Task goal. All of the material below is to be retyped exactly.
-- start Dataset entries --
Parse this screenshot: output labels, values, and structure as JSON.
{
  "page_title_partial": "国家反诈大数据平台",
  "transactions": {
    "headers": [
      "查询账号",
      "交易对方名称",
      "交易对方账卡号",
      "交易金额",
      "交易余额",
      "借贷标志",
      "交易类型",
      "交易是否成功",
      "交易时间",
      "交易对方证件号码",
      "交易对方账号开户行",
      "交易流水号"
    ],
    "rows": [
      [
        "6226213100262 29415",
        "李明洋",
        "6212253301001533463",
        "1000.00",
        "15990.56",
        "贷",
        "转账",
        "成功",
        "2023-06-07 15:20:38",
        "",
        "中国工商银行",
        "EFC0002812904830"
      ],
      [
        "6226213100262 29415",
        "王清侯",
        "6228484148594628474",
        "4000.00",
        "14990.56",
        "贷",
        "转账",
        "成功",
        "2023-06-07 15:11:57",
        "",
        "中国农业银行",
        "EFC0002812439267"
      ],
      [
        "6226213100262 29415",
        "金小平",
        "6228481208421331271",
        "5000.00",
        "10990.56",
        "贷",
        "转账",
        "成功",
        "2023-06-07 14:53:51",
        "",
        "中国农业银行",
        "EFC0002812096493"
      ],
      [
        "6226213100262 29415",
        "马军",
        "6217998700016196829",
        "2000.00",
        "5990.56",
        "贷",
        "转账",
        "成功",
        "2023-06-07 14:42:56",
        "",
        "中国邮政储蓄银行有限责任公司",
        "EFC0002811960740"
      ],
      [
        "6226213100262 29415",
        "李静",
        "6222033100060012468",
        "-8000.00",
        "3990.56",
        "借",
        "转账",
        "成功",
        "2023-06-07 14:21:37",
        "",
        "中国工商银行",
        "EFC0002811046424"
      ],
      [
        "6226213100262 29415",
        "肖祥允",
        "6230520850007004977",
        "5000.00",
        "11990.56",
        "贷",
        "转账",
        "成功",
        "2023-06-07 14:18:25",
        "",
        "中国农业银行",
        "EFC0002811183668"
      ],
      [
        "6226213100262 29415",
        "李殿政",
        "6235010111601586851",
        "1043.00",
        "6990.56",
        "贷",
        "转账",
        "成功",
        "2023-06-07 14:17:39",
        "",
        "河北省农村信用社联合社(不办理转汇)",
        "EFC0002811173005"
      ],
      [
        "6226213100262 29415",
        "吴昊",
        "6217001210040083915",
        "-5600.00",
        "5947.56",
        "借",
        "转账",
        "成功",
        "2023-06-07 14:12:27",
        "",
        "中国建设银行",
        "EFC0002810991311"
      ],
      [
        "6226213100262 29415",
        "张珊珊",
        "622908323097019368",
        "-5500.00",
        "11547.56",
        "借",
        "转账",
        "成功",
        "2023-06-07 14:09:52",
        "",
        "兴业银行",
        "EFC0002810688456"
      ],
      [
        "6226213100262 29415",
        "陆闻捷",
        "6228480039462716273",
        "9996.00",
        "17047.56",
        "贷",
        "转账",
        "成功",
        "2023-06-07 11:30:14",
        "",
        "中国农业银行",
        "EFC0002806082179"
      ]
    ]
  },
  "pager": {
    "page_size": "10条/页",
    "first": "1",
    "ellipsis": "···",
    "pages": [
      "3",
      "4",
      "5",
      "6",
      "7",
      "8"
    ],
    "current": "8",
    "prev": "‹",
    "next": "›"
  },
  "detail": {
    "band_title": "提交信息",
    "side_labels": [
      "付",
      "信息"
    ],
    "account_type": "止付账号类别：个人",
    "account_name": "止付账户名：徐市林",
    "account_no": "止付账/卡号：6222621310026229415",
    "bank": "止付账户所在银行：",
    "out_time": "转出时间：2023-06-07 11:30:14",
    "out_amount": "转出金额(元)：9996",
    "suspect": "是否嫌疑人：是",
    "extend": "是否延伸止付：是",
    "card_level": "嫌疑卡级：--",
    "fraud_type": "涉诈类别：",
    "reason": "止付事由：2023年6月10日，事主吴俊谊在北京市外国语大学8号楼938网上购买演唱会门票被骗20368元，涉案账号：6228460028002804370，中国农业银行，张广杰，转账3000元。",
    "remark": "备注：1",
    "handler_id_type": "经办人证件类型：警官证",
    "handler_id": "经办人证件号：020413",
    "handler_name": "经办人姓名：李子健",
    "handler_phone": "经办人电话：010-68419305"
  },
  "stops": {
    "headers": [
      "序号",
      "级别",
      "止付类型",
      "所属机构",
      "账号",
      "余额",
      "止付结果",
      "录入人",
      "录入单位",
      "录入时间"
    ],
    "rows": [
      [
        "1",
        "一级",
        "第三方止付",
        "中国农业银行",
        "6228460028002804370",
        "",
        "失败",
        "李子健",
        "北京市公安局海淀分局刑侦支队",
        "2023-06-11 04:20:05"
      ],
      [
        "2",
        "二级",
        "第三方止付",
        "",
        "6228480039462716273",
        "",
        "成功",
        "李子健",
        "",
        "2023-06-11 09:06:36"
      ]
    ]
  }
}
-- end Dataset entries --
Task solution.
Parse this screenshot: output labels, values, and structure as JSON.
{
  "page_title_partial": "国家反诈大数据平台",
  "transactions": {
    "headers": [
      "查询账号",
      "交易对方名称",
      "交易对方账卡号",
      "交易金额",
      "交易余额",
      "借贷标志",
      "交易类型",
      "交易是否成功",
      "交易时间",
      "交易对方证件号码",
      "交易对方账号开户行",
      "交易流水号"
    ],
    "rows": [
      [
        "6226213100262 29415",
        "李明洋",
        "6212253301001533463",
        "1000.00",
        "15990.56",
        "贷",
        "转账",
        "成功",
        "2023-06-07 15:20:38",
        "",
        "中国工商银行",
        "EFC0002812904830"
      ],
      [
        "6226213100262 29415",
        "王清侯",
        "6228484148594628474",
        "4000.00",
        "14990.56",
        "贷",
        "转账",
        "成功",
        "2023-06-07 15:11:57",
        "",
        "中国农业银行",
        "EFC0002812439267"
      ],
      [
        "6226213100262 29415",
        "金小平",
        "6228481208421331271",
        "5000.00",
        "10990.56",
        "贷",
        "转账",
        "成功",
        "2023-06-07 14:53:51",
        "",
        "中国农业银行",
        "EFC0002812096493"
      ],
      [
        "6226213100262 29415",
        "马军",
        "6217998700016196829",
        "2000.00",
        "5990.56",
        "贷",
        "转账",
        "成功",
        "2023-06-07 14:42:56",
        "",
        "中国邮政储蓄银行有限责任公司",
        "EFC0002811960740"
      ],
      [
        "6226213100262 29415",
        "李静",
        "6222033100060012468",
        "-8000.00",
        "3990.56",
        "借",
        "转账",
        "成功",
        "2023-06-07 14:21:37",
        "",
        "中国工商银行",
        "EFC0002811046424"
      ],
      [
        "6226213100262 29415",
        "肖祥允",
        "6230520850007004977",
        "5000.00",
        "11990.56",
        "贷",
        "转账",
        "成功",
        "2023-06-07 14:18:25",
        "",
        "中国农业银行",
        "EFC0002811183668"
      ],
      [
        "6226213100262 29415",
        "李殿政",
        "6235010111601586851",
        "1043.00",
        "6990.56",
        "贷",
        "转账",
        "成功",
        "2023-06-07 14:17:39",
        "",
        "河北省农村信用社联合社(不办理转汇)",
        "EFC0002811173005"
      ],
      [
        "6226213100262 29415",
        "吴昊",
        "6217001210040083915",
        "-5600.00",
        "5947.56",
        "借",
        "转账",
        "成功",
        "2023-06-07 14:12:27",
        "",
        "中国建设银行",
        "EFC0002810991311"
      ],
      [
        "6226213100262 29415",
        "张珊珊",
        "622908323097019368",
        "-5500.00",
        "11547.56",
        "借",
        "转账",
        "成功",
        "2023-06-07 14:09:52",
        "",
        "兴业银行",
        "EFC0002810688456"
      ],
      [
        "6226213100262 29415",
        "陆闻捷",
        "6228480039462716273",
        "9996.00",
        "17047.56",
        "贷",
        "转账",
        "成功",
        "2023-06-07 11:30:14",
        "",
        "中国农业银行",
        "EFC0002806082179"
      ]
    ]
  },
  "pager": {
    "page_size": "10条/页",
    "first": "1",
    "ellipsis": "···",
    "pages": [
      "3",
      "4",
      "5",
      "6",
      "7",
      "8"
    ],
    "current": "8",
    "prev": "‹",
    "next": "›"
  },
  "detail": {
    "band_title": "提交信息",
    "side_labels": [
      "付",
      "信息"
    ],
    "account_type": "止付账号类别：个人",
    "account_name": "止付账户名：徐市林",
    "account_no": "止付账/卡号：6222621310026229415",
    "bank": "止付账户所在银行：",
    "out_time": "转出时间：2023-06-07 11:30:14",
    "out_amount": "转出金额(元)：9996",
    "suspect": "是否嫌疑人：是",
    "extend": "是否延伸止付：是",
    "card_level": "嫌疑卡级：--",
    "fraud_type": "涉诈类别：",
    "reason": "止付事由：2023年6月10日，事主吴俊谊在北京市外国语大学8号楼938网上购买演唱会门票被骗20368元，涉案账号：6228460028002804370，中国农业银行，张广杰，转账3000元。",
    "remark": "备注：1",
    "handler_id_type": "经办人证件类型：警官证",
    "handler_id": "经办人证件号：020413",
    "handler_name": "经办人姓名：李子健",
    "handler_phone": "经办人电话：010-68419305"
  },
  "stops": {
    "headers": [
      "序号",
      "级别",
      "止付类型",
      "所属机构",
      "账号",
      "余额",
      "止付结果",
      "录入人",
      "录入单位",
      "录入时间"
    ],
    "rows": [
      [
        "1",
        "一级",
        "第三方止付",
        "中国农业银行",
        "6228460028002804370",
        "",
        "失败",
        "李子健",
        "北京市公安局海淀分局刑侦支队",
        "2023-06-11 04:20:05"
      ],
      [
        "2",
        "二级",
        "第三方止付",
        "",
        "6228480039462716273",
        "",
        "成功",
        "李子健",
        "",
        "2023-06-11 09:06:36"
      ]
    ]
  }
}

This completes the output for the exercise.